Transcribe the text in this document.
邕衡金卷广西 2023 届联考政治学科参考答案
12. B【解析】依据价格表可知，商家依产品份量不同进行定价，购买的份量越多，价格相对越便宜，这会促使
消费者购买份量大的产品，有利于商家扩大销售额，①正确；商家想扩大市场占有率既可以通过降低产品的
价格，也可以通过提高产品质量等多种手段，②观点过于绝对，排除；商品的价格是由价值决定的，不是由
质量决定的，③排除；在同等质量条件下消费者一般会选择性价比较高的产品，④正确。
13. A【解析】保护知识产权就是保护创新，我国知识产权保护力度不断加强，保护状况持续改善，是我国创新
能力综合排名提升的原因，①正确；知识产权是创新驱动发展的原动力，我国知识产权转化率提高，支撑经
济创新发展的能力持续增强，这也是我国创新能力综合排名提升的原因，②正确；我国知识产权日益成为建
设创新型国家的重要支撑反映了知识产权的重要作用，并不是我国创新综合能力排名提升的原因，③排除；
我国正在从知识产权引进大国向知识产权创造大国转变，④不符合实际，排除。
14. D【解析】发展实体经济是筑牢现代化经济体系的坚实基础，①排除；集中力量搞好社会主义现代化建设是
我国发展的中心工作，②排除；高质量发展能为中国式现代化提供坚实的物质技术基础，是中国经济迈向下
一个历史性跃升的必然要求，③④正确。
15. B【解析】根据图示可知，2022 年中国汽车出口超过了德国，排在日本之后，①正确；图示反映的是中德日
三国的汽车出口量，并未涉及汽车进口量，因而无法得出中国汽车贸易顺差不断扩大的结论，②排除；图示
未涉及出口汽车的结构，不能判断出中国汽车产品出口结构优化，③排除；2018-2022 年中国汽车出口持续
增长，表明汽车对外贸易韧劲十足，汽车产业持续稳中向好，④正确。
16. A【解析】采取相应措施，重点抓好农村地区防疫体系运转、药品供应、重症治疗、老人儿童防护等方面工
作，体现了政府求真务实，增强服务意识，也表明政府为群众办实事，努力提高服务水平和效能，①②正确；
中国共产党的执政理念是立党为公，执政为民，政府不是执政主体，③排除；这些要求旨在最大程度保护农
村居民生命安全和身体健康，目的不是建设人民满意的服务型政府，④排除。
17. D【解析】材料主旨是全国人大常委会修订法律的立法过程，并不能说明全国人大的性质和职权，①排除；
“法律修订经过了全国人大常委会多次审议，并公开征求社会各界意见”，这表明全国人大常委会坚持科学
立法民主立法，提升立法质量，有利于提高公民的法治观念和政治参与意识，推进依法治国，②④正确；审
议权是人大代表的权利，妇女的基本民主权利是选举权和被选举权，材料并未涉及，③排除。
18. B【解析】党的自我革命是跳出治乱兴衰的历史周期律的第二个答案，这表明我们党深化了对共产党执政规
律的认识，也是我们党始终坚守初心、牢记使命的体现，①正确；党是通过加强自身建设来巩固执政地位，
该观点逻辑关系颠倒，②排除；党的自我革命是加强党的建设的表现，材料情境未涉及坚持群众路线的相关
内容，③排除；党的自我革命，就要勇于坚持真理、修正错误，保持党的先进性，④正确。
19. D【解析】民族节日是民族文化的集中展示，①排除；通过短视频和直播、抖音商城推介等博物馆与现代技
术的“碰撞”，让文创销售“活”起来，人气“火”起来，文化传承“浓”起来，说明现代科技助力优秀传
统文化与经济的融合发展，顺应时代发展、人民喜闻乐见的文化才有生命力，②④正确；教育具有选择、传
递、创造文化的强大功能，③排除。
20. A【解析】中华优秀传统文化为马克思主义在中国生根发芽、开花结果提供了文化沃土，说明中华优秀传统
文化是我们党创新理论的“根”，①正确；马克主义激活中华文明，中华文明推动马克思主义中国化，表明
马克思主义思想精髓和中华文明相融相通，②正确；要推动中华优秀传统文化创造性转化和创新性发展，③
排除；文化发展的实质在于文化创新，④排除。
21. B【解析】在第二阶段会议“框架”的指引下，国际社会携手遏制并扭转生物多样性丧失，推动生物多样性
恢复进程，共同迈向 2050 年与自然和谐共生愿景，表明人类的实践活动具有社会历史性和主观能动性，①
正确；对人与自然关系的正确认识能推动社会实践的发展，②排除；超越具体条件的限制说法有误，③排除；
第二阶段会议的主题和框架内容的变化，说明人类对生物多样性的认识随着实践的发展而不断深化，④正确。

......

» The exercise
Repeat the records above exactly.

» Result of this task
Transcribe the text in this document.
邕衡金卷广西 2023 届联考政治学科参考答案
12. B【解析】依据价格表可知，商家依产品份量不同进行定价，购买的份量越多，价格相对越便宜，这会促使
消费者购买份量大的产品，有利于商家扩大销售额，①正确；商家想扩大市场占有率既可以通过降低产品的
价格，也可以通过提高产品质量等多种手段，②观点过于绝对，排除；商品的价格是由价值决定的，不是由
质量决定的，③排除；在同等质量条件下消费者一般会选择性价比较高的产品，④正确。
13. A【解析】保护知识产权就是保护创新，我国知识产权保护力度不断加强，保护状况持续改善，是我国创新
能力综合排名提升的原因，①正确；知识产权是创新驱动发展的原动力，我国知识产权转化率提高，支撑经
济创新发展的能力持续增强，这也是我国创新能力综合排名提升的原因，②正确；我国知识产权日益成为建
设创新型国家的重要支撑反映了知识产权的重要作用，并不是我国创新综合能力排名提升的原因，③排除；
我国正在从知识产权引进大国向知识产权创造大国转变，④不符合实际，排除。
14. D【解析】发展实体经济是筑牢现代化经济体系的坚实基础，①排除；集中力量搞好社会主义现代化建设是
我国发展的中心工作，②排除；高质量发展能为中国式现代化提供坚实的物质技术基础，是中国经济迈向下
一个历史性跃升的必然要求，③④正确。
15. B【解析】根据图示可知，2022 年中国汽车出口超过了德国，排在日本之后，①正确；图示反映的是中德日
三国的汽车出口量，并未涉及汽车进口量，因而无法得出中国汽车贸易顺差不断扩大的结论，②排除；图示
未涉及出口汽车的结构，不能判断出中国汽车产品出口结构优化，③排除；2018-2022 年中国汽车出口持续
增长，表明汽车对外贸易韧劲十足，汽车产业持续稳中向好，④正确。
16. A【解析】采取相应措施，重点抓好农村地区防疫体系运转、药品供应、重症治疗、老人儿童防护等方面工
作，体现了政府求真务实，增强服务意识，也表明政府为群众办实事，努力提高服务水平和效能，①②正确；
中国共产党的执政理念是立党为公，执政为民，政府不是执政主体，③排除；这些要求旨在最大程度保护农
村居民生命安全和身体健康，目的不是建设人民满意的服务型政府，④排除。
17. D【解析】材料主旨是全国人大常委会修订法律的立法过程，并不能说明全国人大的性质和职权，①排除；
“法律修订经过了全国人大常委会多次审议，并公开征求社会各界意见”，这表明全国人大常委会坚持科学
立法民主立法，提升立法质量，有利于提高公民的法治观念和政治参与意识，推进依法治国，②④正确；审
议权是人大代表的权利，妇女的基本民主权利是选举权和被选举权，材料并未涉及，③排除。
18. B【解析】党的自我革命是跳出治乱兴衰的历史周期律的第二个答案，这表明我们党深化了对共产党执政规
律的认识，也是我们党始终坚守初心、牢记使命的体现，①正确；党是通过加强自身建设来巩固执政地位，
该观点逻辑关系颠倒，②排除；党的自我革命是加强党的建设的表现，材料情境未涉及坚持群众路线的相关
内容，③排除；党的自我革命，就要勇于坚持真理、修正错误，保持党的先进性，④正确。
19. D【解析】民族节日是民族文化的集中展示，①排除；通过短视频和直播、抖音商城推介等博物馆与现代技
术的“碰撞”，让文创销售“活”起来，人气“火”起来，文化传承“浓”起来，说明现代科技助力优秀传
统文化与经济的融合发展，顺应时代发展、人民喜闻乐见的文化才有生命力，②④正确；教育具有选择、传
递、创造文化的强大功能，③排除。
20. A【解析】中华优秀传统文化为马克思主义在中国生根发芽、开花结果提供了文化沃土，说明中华优秀传统
文化是我们党创新理论的“根”，①正确；马克主义激活中华文明，中华文明推动马克思主义中国化，表明
马克思主义思想精髓和中华文明相融相通，②正确；要推动中华优秀传统文化创造性转化和创新性发展，③
排除；文化发展的实质在于文化创新，④排除。
21. B【解析】在第二阶段会议“框架”的指引下，国际社会携手遏制并扭转生物多样性丧失，推动生物多样性
恢复进程，共同迈向 2050 年与自然和谐共生愿景，表明人类的实践活动具有社会历史性和主观能动性，①
正确；对人与自然关系的正确认识能推动社会实践的发展，②排除；超越具体条件的限制说法有误，③排除；
第二阶段会议的主题和框架内容的变化，说明人类对生物多样性的认识随着实践的发展而不断深化，④正确。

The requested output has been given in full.